Right now there's zero way to value anything in this market, everything's just a "bot" trade.

Sun, 11/29/2009 - 12:45 | 145366 peterpeter
peterpeter's picture

Not only would common sense say otherwise (computers do not fear market turn downs, but instead analyze the opportunities to buy at what they calculate are prices below fair value), but the downturn in 2007/2008 proved this point.

In a market free-fall, with the exception of stocks that the SEC prevented from being sold short, there were no major air-pockets (stocks with no bids).  The markets were incredibly orderly in their adjustment.

Contrast this to the 87 crash, or the crash of the 30s, and you should take away that the computers lack of fear and intense competition with each other provides for a more stable market during downward corrections.

> It's obvious you don't understand how the psychology of the market has changed as the computers have taken over.

I disagree - and suggest that you read Edward Chancelor's excellent book "Devil Take the Hindmost".

Sun, 11/29/2009 - 14:12 | 145422 Anonymous
Anonymous's picture

I am not much of an investor, so I maybe be completely off. But I have been wondering.

Why is it a good thing to artificially create demand for stocks? Why is it better to artificially shrink the bid-ask spread of stocks? If a stock has a large bid-ask spread, shouldn't investors simply take that into account? (Because the spread will be there when you sell, would it really matter whether it is 1 cent or 10 cents?)
Also, doesn't HFT cost investors more in the end because it distorts stock prices more than it narrows bid-ask spreads?

I appreciate any educated comment.

Mon, 11/30/2009 - 11:14 | 146190 peterpeter
peterpeter's picture

Shrinking the bid-ask spread is not creating artificial demand, it is bringing natural buyers and sellers together.

Jack wants to buy Exxon at 10AM, Jill wants to sell Exxon at 10:30AM.  Market makers ensure that Jack can buy shares at 10AM and that Jill can sell it at 10:30.

For the benefit to the market of bridging the temporal gap between the 2 natural sides to the order, they make a spread.

Over the long haul, the spread is a good bet - but on any individual trade, there is material risk, since the price can move after 1 leg of the transaction is complete.

Sun, 11/29/2009 - 13:20 | 145397 ZeroPower
ZeroPower's picture

but the downturn in 2007/2008 proved this point.

 

In a market free-fall, with the exception of stocks that the SEC prevented from being sold short, there were no major air-pockets (stocks with no bids).

 

My question to you is, how was the drop in Nov 2008, for example, proof that machines made the drop any better?

Sure there were bids, but the point people are trying to make here is that the bids were most probably from people! The machines simply got turned off because the HFTs programmers knew they would pick up massive amounts of anything below VWAP. Clearly, the VWAP on days like with the 777pt drop would be foolish for a human to buy, but algos would be all over that.

Sun, 11/29/2009 - 13:58 | 145420 peterpeter
peterpeter's picture

Machines do not get scared.  They are programmed to buy when they calculate there is good value and sell when things are over-priced.

This is quite a distinction from well established human behavior, in which fear of loss is a more powerful motivator than greed (there is ample research into this, much from the folks at U Chicago as well as some Israeli game theory folks).

There is no evidence I can point to on either side that says the machines were more of the buyers than the humans in 2008, save for my own software which was very active at that time (i.e. not turned off during one of the best trading opportunities of my lifetime).

 

Sat, 11/28/2009 - 22:01 | 145130 Lionhead
Lionhead's picture

Thanks peterpeter. Your explanation is most helpful. I see this occuring everyday, intraday. Personally, I like tight spreads. If you know the game, you can game the game.

Your assignment: Rewrite the part of the market-trading discussion that opens with "Also, doesn't HFT" and closes with "any educated comment.", swapping "HFT" for "high-frequency trading".

Data:

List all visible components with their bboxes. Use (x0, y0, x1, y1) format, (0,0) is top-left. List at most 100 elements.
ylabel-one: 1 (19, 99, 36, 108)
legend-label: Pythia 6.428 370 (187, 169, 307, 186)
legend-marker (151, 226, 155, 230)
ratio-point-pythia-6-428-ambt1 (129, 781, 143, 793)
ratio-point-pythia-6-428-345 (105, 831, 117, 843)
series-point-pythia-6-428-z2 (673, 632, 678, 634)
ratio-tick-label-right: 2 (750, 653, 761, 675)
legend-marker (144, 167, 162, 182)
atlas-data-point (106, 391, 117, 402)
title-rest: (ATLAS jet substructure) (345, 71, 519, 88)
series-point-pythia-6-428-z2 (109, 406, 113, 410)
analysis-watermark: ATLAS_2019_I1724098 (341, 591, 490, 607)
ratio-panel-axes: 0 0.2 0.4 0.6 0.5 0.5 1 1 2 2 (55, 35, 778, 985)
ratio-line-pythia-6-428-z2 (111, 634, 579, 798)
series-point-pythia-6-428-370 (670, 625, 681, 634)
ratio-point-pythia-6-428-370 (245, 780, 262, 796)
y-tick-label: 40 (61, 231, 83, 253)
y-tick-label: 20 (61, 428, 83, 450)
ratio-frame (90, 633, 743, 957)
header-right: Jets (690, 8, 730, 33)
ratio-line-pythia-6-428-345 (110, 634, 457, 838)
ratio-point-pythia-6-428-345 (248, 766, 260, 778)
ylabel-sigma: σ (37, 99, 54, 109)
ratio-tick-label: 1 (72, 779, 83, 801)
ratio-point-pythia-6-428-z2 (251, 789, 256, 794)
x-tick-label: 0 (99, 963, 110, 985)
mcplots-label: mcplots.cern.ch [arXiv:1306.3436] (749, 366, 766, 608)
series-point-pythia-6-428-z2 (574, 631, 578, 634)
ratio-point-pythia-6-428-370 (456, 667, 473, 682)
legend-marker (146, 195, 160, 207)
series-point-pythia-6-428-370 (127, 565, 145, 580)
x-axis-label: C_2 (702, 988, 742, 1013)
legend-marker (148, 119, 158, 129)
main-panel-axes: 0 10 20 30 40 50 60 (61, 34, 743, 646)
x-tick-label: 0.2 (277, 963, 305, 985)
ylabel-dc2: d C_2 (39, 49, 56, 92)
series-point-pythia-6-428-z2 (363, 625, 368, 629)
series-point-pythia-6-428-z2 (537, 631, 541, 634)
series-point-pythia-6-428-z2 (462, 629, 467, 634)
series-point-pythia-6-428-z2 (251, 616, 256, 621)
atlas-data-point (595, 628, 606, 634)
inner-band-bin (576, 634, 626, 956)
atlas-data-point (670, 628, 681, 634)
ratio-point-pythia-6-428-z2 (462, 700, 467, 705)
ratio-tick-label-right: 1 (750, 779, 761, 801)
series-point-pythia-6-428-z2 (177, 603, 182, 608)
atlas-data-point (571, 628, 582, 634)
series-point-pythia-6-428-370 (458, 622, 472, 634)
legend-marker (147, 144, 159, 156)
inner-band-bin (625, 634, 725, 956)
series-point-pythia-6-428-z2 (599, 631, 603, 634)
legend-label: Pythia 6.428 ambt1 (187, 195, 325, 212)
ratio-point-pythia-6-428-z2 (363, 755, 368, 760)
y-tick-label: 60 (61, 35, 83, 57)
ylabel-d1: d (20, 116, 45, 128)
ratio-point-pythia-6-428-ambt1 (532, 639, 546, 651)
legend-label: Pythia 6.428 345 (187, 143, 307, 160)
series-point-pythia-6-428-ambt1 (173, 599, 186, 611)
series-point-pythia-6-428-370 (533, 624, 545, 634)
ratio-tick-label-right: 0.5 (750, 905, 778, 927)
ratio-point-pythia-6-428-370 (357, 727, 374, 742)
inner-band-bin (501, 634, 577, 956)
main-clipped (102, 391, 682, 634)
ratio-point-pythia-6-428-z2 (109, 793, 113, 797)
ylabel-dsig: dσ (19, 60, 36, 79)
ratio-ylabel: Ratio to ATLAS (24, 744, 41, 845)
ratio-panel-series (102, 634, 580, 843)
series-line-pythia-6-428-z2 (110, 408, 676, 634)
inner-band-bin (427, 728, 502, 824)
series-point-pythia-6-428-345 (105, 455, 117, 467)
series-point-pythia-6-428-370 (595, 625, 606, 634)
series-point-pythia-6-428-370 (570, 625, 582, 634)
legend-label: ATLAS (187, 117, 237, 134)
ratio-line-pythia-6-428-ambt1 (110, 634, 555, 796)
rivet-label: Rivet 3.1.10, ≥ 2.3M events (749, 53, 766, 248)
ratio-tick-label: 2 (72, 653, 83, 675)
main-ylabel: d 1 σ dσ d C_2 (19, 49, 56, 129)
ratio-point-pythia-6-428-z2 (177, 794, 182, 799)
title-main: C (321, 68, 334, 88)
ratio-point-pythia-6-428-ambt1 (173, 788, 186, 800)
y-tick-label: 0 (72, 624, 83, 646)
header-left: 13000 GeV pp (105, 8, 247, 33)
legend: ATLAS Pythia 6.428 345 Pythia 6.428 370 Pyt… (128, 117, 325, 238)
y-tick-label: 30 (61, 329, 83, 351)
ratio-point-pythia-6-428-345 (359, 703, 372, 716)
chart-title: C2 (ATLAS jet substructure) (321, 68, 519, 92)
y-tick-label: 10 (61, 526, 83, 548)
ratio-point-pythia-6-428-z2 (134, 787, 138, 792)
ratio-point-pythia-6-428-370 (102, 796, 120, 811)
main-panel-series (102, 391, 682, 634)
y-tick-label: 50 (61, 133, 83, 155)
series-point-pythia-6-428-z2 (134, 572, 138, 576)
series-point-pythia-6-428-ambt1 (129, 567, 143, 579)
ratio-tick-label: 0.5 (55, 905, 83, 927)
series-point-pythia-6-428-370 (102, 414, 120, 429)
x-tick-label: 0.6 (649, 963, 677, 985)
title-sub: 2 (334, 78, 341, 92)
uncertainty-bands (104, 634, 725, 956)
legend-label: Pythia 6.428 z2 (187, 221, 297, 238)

Response to this task:
Also, doesn't high-frequency trading cost investors more in the end because it distorts stock prices more than it narrows bid-ask spreads?

I appreciate any educated comment.